### Given problem
Pick out all lines in the listing holding the string "icon" and copy them.
───── Data rows ─────
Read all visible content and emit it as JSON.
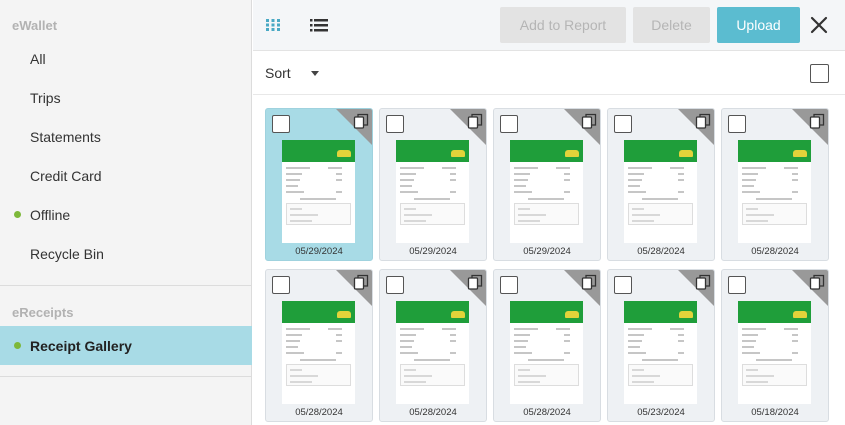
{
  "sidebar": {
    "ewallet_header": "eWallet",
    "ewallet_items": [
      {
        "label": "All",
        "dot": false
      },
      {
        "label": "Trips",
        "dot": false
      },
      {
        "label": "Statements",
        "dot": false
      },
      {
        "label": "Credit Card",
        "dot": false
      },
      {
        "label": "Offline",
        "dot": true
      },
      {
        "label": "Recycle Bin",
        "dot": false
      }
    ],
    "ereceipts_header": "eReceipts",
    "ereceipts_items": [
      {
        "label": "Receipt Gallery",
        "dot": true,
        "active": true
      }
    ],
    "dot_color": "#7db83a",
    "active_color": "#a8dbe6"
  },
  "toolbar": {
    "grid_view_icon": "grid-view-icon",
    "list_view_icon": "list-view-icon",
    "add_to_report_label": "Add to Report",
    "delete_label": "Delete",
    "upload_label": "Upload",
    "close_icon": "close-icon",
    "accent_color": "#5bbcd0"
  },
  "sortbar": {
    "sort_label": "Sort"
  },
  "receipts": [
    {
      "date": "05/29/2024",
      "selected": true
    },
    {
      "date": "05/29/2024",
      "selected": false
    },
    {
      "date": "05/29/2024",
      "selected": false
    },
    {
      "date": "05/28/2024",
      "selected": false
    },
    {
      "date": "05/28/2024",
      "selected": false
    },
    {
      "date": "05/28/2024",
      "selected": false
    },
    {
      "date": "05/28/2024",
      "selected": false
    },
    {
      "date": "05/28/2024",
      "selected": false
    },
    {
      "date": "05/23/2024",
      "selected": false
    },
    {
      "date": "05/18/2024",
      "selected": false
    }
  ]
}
─────
### The solution
    "grid_view_icon": "grid-view-icon",
    "list_view_icon": "list-view-icon",
    "close_icon": "close-icon",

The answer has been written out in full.